§ TEXT SECTION:
AutoSafeCoder: A Multi-Agent Framework for Securing LLM Code Generation through Static Analysis and Fuzz Testing
September 15, 2024 ยท View on GitHub
This repository contains the source code, and experimental results of the paper AutoSafeCoder: A Multi-Agent Framework for Securing LLM Code Generation through Static Analysis and Fuzz Testing

Environment Setup
conda create -p ./env python=3.10 -y && \
conda activate ./env && \
pip install openai && \
pip install datasets && \
pip install bandit && \
pip install boto3 && \
pip install defusedxml && \
pip install jwt && \
pip install Django && \
pip install Flask && \
pip install mysql-connector-python && \
pip install PyJWT && \
pip install regex && \
pip install Flask-Limiter
OR
conda create -p ./env python=3.10 -y && \
conda activate ./env && \
pip install -r requirements.txt
In utils.py, add your OpenAi API key and select the openAI model to use
openai.api_key = 'YOUR-API-KEY-HERE'
model="gpt-4o"
main.py can be used to reproduce experiments using SecurityEval and HumanEval
eval_bandit.py can be used to run code functionality evaluations for our paper
the results folder contain the ouput files created when running the experiments.

§ DATA:

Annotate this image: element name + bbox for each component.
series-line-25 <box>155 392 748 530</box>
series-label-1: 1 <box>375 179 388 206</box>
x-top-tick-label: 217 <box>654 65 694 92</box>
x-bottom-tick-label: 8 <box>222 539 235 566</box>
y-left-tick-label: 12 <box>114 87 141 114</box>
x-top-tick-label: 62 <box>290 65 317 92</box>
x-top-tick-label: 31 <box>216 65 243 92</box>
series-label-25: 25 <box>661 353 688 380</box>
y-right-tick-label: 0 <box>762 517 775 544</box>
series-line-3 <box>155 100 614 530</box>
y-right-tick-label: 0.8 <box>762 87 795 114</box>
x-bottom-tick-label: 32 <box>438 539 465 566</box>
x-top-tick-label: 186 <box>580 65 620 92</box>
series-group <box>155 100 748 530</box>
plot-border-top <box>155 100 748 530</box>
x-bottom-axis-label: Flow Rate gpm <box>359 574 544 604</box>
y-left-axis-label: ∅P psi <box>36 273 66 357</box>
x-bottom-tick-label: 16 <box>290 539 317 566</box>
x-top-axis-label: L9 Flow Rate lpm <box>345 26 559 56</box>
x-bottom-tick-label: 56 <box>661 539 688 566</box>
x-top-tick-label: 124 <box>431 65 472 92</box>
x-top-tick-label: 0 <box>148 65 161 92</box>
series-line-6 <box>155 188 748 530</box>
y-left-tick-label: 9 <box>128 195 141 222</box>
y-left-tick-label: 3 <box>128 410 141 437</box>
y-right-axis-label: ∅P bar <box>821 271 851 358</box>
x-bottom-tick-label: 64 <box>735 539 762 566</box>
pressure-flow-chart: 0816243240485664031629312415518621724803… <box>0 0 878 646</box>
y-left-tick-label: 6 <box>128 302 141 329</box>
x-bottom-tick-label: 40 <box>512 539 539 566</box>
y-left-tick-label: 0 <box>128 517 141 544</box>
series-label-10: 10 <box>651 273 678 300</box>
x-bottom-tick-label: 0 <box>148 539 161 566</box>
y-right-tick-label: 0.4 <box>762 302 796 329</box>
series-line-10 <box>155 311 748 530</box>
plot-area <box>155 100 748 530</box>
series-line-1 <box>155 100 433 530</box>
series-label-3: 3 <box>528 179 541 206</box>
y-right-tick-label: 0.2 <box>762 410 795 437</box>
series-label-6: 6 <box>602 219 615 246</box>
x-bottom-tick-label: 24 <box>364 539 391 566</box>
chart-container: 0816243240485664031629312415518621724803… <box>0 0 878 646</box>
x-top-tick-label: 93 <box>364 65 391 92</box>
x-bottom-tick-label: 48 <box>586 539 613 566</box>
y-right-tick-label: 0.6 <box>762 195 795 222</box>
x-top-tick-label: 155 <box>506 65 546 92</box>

§ ACTIVITY: According to the AutoSafeCoder repository page, which Python version does the conda environment use?

§ RESULT FOR THIS EXERCISE: Python 3.10